LISTED RECORDS.
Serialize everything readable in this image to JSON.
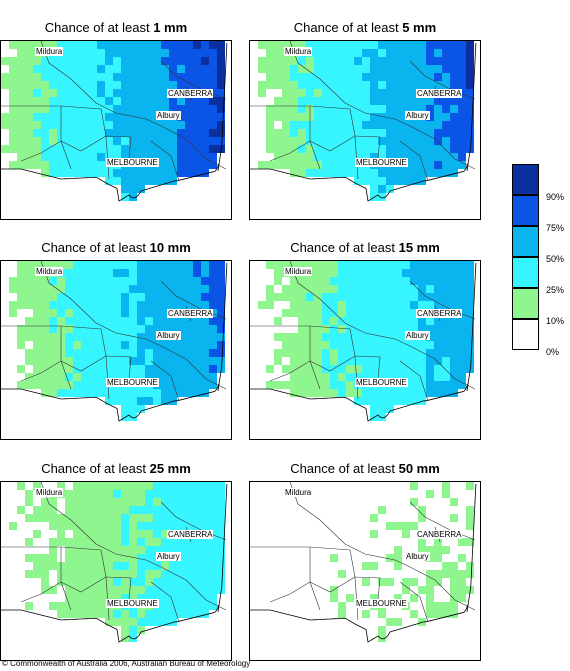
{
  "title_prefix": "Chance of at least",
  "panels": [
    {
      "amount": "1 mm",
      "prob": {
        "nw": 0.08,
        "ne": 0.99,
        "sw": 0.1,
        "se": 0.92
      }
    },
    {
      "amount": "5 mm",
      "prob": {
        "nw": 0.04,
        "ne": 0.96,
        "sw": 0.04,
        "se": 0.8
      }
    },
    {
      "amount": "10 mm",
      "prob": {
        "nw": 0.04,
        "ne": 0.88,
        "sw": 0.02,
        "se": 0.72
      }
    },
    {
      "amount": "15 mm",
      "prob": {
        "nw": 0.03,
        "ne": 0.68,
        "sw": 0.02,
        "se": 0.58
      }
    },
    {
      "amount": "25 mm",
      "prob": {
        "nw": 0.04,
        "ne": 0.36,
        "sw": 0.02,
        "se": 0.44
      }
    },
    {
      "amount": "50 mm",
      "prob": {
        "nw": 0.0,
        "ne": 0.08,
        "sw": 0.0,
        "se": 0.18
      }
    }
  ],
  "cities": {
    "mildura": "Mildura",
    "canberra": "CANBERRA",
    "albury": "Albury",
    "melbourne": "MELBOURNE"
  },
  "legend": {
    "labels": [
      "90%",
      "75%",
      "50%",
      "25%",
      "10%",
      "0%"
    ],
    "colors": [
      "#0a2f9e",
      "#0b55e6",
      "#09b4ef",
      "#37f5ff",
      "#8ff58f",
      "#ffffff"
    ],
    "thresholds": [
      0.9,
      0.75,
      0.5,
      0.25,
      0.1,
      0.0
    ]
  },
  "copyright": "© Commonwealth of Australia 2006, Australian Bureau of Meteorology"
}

* * *

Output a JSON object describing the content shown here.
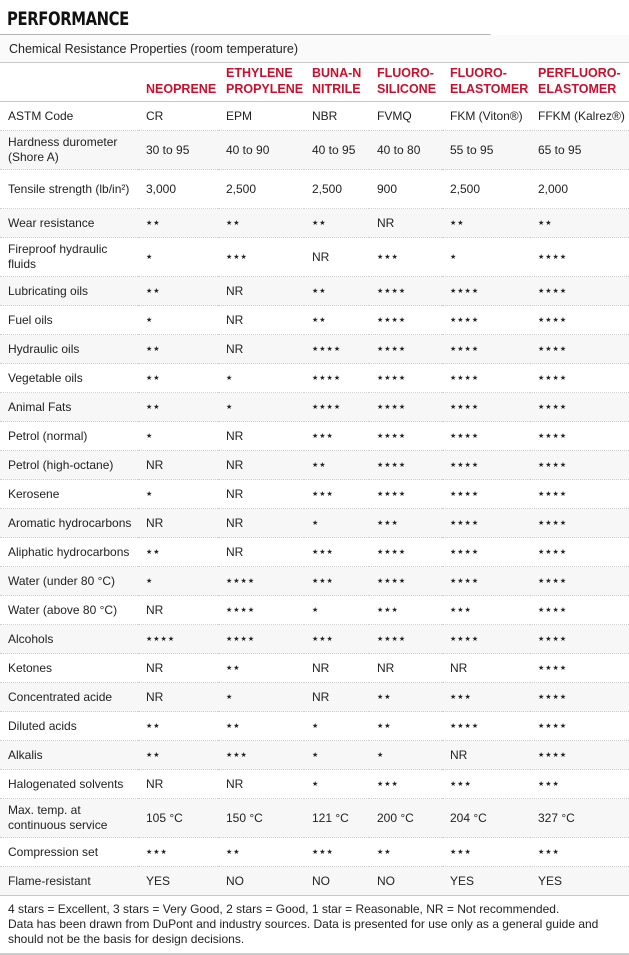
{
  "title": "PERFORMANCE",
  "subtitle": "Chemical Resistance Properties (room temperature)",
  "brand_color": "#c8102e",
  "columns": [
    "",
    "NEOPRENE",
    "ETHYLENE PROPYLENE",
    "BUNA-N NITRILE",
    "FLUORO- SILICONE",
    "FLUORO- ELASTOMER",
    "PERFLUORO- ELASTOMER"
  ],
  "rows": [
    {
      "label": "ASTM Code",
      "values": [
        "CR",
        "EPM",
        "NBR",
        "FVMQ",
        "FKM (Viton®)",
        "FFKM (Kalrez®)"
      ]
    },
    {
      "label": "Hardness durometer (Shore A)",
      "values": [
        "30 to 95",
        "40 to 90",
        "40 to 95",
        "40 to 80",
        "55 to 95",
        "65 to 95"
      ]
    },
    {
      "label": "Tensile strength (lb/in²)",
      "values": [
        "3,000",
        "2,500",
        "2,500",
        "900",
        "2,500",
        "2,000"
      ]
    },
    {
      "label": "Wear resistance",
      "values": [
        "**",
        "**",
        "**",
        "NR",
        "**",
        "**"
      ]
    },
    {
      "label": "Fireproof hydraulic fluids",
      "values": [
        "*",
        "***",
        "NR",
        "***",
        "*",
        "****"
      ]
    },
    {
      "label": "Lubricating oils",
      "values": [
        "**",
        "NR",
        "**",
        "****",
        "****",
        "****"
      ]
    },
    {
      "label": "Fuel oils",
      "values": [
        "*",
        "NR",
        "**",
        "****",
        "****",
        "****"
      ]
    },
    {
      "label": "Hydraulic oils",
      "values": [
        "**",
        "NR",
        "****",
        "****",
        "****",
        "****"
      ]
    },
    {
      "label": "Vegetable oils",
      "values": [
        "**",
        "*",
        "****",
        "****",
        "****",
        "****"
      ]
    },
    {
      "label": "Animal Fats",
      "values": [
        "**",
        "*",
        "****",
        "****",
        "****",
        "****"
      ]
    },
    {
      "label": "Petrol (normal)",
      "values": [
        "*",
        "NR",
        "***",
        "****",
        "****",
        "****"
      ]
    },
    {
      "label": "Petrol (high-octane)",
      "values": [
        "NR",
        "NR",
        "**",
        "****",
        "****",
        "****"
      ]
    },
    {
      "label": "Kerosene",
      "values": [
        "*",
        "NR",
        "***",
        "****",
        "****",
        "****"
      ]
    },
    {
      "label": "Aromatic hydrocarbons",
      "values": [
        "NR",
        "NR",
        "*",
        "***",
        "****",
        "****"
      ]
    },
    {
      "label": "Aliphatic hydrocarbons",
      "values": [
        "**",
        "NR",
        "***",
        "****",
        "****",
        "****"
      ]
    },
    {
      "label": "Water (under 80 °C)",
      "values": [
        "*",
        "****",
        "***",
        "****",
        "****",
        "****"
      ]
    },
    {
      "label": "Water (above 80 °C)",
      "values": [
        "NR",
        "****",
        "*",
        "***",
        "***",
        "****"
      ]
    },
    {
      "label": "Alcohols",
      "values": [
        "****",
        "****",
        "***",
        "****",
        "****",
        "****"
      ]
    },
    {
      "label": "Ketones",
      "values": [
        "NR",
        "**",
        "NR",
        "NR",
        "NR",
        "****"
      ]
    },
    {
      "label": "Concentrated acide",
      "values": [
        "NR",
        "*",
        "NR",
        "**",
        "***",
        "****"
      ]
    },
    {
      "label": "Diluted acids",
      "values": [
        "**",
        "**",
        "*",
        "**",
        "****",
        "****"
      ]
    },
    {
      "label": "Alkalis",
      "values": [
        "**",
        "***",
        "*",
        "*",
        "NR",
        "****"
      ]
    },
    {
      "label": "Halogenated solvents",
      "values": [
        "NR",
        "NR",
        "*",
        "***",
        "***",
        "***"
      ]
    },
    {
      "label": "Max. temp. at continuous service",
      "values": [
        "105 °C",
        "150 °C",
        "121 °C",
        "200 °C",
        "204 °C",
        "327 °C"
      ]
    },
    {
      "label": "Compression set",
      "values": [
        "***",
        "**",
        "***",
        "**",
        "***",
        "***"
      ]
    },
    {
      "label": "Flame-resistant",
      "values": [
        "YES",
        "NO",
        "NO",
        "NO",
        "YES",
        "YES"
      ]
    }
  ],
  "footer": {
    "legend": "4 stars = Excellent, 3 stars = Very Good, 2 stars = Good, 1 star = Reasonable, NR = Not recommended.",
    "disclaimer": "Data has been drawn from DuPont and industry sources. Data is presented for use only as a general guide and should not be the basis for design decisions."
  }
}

YOUR INSTRUCTIONS. Extract every line that has the string "Water" in it.

EXPECTED ANSWER.
      "label": "Water (under 80 °C)",
      "label": "Water (above 80 °C)",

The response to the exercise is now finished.